DATASET EXTRACT:
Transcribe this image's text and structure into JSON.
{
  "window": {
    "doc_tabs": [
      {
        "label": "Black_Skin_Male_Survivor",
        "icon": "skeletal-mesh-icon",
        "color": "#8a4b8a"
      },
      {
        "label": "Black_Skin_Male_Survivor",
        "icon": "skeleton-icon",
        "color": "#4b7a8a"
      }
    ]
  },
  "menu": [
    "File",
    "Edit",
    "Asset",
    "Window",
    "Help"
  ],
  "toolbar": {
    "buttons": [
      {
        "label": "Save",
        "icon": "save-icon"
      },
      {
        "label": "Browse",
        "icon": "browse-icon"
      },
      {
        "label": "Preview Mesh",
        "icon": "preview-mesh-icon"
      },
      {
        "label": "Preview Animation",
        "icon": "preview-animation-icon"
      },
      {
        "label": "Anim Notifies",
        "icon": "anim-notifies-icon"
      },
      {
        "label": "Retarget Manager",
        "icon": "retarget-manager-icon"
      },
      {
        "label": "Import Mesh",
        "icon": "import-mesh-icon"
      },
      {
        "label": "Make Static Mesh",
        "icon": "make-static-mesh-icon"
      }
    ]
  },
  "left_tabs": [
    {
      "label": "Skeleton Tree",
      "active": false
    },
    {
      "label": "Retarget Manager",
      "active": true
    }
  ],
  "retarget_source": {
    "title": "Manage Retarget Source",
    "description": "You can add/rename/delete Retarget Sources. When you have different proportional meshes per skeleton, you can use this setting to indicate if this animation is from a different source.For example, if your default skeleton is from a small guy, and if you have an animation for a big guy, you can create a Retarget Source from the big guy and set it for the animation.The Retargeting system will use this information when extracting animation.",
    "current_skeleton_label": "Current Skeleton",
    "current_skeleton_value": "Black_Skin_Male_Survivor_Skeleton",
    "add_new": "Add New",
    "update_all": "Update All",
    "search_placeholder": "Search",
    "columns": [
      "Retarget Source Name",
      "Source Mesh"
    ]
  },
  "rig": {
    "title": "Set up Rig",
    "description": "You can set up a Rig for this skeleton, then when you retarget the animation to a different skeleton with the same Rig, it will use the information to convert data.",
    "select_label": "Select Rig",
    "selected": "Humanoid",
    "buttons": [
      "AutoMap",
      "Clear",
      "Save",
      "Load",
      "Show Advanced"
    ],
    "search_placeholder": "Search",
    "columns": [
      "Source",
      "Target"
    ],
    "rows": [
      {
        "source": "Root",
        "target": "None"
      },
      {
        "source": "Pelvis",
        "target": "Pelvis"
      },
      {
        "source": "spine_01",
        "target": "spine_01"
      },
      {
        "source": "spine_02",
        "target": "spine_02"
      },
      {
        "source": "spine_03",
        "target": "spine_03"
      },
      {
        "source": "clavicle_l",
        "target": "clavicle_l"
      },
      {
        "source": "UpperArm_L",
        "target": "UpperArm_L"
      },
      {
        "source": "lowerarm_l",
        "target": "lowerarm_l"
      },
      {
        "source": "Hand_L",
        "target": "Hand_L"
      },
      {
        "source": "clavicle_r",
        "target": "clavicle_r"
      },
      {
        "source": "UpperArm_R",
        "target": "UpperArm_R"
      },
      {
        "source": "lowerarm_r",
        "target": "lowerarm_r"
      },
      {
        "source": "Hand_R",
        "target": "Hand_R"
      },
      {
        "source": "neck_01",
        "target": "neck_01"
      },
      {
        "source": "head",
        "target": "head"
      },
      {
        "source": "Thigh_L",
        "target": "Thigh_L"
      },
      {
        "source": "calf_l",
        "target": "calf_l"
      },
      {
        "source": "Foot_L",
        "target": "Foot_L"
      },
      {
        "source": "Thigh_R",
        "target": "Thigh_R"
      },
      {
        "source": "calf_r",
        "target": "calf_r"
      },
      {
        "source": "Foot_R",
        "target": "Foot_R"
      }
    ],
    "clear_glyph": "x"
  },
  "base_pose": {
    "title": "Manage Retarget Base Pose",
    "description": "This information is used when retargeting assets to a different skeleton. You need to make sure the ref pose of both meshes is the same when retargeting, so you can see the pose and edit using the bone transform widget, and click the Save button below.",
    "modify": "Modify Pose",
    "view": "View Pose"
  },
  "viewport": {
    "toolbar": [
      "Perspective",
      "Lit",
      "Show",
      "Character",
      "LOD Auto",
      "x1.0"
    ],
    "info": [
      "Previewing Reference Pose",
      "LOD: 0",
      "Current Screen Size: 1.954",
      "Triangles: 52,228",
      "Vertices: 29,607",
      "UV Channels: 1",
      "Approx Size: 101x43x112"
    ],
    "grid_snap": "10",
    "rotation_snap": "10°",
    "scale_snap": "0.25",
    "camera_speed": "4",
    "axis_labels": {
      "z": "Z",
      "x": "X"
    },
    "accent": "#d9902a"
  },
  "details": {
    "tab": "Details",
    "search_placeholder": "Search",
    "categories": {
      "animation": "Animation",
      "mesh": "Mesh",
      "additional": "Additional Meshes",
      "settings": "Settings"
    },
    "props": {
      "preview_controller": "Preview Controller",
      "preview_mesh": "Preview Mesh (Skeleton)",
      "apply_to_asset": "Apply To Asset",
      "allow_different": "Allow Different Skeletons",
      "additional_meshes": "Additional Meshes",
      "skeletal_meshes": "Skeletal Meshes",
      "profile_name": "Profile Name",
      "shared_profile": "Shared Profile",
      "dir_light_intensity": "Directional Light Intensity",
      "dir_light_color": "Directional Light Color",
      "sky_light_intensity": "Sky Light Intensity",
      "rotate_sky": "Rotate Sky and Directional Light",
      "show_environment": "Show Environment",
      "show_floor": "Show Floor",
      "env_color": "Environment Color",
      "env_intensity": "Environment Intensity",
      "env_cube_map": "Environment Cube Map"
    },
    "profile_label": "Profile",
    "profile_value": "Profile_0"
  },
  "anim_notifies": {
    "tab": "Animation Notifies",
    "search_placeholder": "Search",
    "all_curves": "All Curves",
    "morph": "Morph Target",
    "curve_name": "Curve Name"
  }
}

GIVEN PROBLEM: Every record shown above should be written out again exactly.

SOLUTION TO THE PROBLEM:
Transcribe this image's text and structure into JSON.
{
  "window": {
    "doc_tabs": [
      {
        "label": "Black_Skin_Male_Survivor",
        "icon": "skeletal-mesh-icon",
        "color": "#8a4b8a"
      },
      {
        "label": "Black_Skin_Male_Survivor",
        "icon": "skeleton-icon",
        "color": "#4b7a8a"
      }
    ]
  },
  "menu": [
    "File",
    "Edit",
    "Asset",
    "Window",
    "Help"
  ],
  "toolbar": {
    "buttons": [
      {
        "label": "Save",
        "icon": "save-icon"
      },
      {
        "label": "Browse",
        "icon": "browse-icon"
      },
      {
        "label": "Preview Mesh",
        "icon": "preview-mesh-icon"
      },
      {
        "label": "Preview Animation",
        "icon": "preview-animation-icon"
      },
      {
        "label": "Anim Notifies",
        "icon": "anim-notifies-icon"
      },
      {
        "label": "Retarget Manager",
        "icon": "retarget-manager-icon"
      },
      {
        "label": "Import Mesh",
        "icon": "import-mesh-icon"
      },
      {
        "label": "Make Static Mesh",
        "icon": "make-static-mesh-icon"
      }
    ]
  },
  "left_tabs": [
    {
      "label": "Skeleton Tree",
      "active": false
    },
    {
      "label": "Retarget Manager",
      "active": true
    }
  ],
  "retarget_source": {
    "title": "Manage Retarget Source",
    "description": "You can add/rename/delete Retarget Sources. When you have different proportional meshes per skeleton, you can use this setting to indicate if this animation is from a different source.For example, if your default skeleton is from a small guy, and if you have an animation for a big guy, you can create a Retarget Source from the big guy and set it for the animation.The Retargeting system will use this information when extracting animation.",
    "current_skeleton_label": "Current Skeleton",
    "current_skeleton_value": "Black_Skin_Male_Survivor_Skeleton",
    "add_new": "Add New",
    "update_all": "Update All",
    "search_placeholder": "Search",
    "columns": [
      "Retarget Source Name",
      "Source Mesh"
    ]
  },
  "rig": {
    "title": "Set up Rig",
    "description": "You can set up a Rig for this skeleton, then when you retarget the animation to a different skeleton with the same Rig, it will use the information to convert data.",
    "select_label": "Select Rig",
    "selected": "Humanoid",
    "buttons": [
      "AutoMap",
      "Clear",
      "Save",
      "Load",
      "Show Advanced"
    ],
    "search_placeholder": "Search",
    "columns": [
      "Source",
      "Target"
    ],
    "rows": [
      {
        "source": "Root",
        "target": "None"
      },
      {
        "source": "Pelvis",
        "target": "Pelvis"
      },
      {
        "source": "spine_01",
        "target": "spine_01"
      },
      {
        "source": "spine_02",
        "target": "spine_02"
      },
      {
        "source": "spine_03",
        "target": "spine_03"
      },
      {
        "source": "clavicle_l",
        "target": "clavicle_l"
      },
      {
        "source": "UpperArm_L",
        "target": "UpperArm_L"
      },
      {
        "source": "lowerarm_l",
        "target": "lowerarm_l"
      },
      {
        "source": "Hand_L",
        "target": "Hand_L"
      },
      {
        "source": "clavicle_r",
        "target": "clavicle_r"
      },
      {
        "source": "UpperArm_R",
        "target": "UpperArm_R"
      },
      {
        "source": "lowerarm_r",
        "target": "lowerarm_r"
      },
      {
        "source": "Hand_R",
        "target": "Hand_R"
      },
      {
        "source": "neck_01",
        "target": "neck_01"
      },
      {
        "source": "head",
        "target": "head"
      },
      {
        "source": "Thigh_L",
        "target": "Thigh_L"
      },
      {
        "source": "calf_l",
        "target": "calf_l"
      },
      {
        "source": "Foot_L",
        "target": "Foot_L"
      },
      {
        "source": "Thigh_R",
        "target": "Thigh_R"
      },
      {
        "source": "calf_r",
        "target": "calf_r"
      },
      {
        "source": "Foot_R",
        "target": "Foot_R"
      }
    ],
    "clear_glyph": "x"
  },
  "base_pose": {
    "title": "Manage Retarget Base Pose",
    "description": "This information is used when retargeting assets to a different skeleton. You need to make sure the ref pose of both meshes is the same when retargeting, so you can see the pose and edit using the bone transform widget, and click the Save button below.",
    "modify": "Modify Pose",
    "view": "View Pose"
  },
  "viewport": {
    "toolbar": [
      "Perspective",
      "Lit",
      "Show",
      "Character",
      "LOD Auto",
      "x1.0"
    ],
    "info": [
      "Previewing Reference Pose",
      "LOD: 0",
      "Current Screen Size: 1.954",
      "Triangles: 52,228",
      "Vertices: 29,607",
      "UV Channels: 1",
      "Approx Size: 101x43x112"
    ],
    "grid_snap": "10",
    "rotation_snap": "10°",
    "scale_snap": "0.25",
    "camera_speed": "4",
    "axis_labels": {
      "z": "Z",
      "x": "X"
    },
    "accent": "#d9902a"
  },
  "details": {
    "tab": "Details",
    "search_placeholder": "Search",
    "categories": {
      "animation": "Animation",
      "mesh": "Mesh",
      "additional": "Additional Meshes",
      "settings": "Settings"
    },
    "props": {
      "preview_controller": "Preview Controller",
      "preview_mesh": "Preview Mesh (Skeleton)",
      "apply_to_asset": "Apply To Asset",
      "allow_different": "Allow Different Skeletons",
      "additional_meshes": "Additional Meshes",
      "skeletal_meshes": "Skeletal Meshes",
      "profile_name": "Profile Name",
      "shared_profile": "Shared Profile",
      "dir_light_intensity": "Directional Light Intensity",
      "dir_light_color": "Directional Light Color",
      "sky_light_intensity": "Sky Light Intensity",
      "rotate_sky": "Rotate Sky and Directional Light",
      "show_environment": "Show Environment",
      "show_floor": "Show Floor",
      "env_color": "Environment Color",
      "env_intensity": "Environment Intensity",
      "env_cube_map": "Environment Cube Map"
    },
    "profile_label": "Profile",
    "profile_value": "Profile_0"
  },
  "anim_notifies": {
    "tab": "Animation Notifies",
    "search_placeholder": "Search",
    "all_curves": "All Curves",
    "morph": "Morph Target",
    "curve_name": "Curve Name"
  }
}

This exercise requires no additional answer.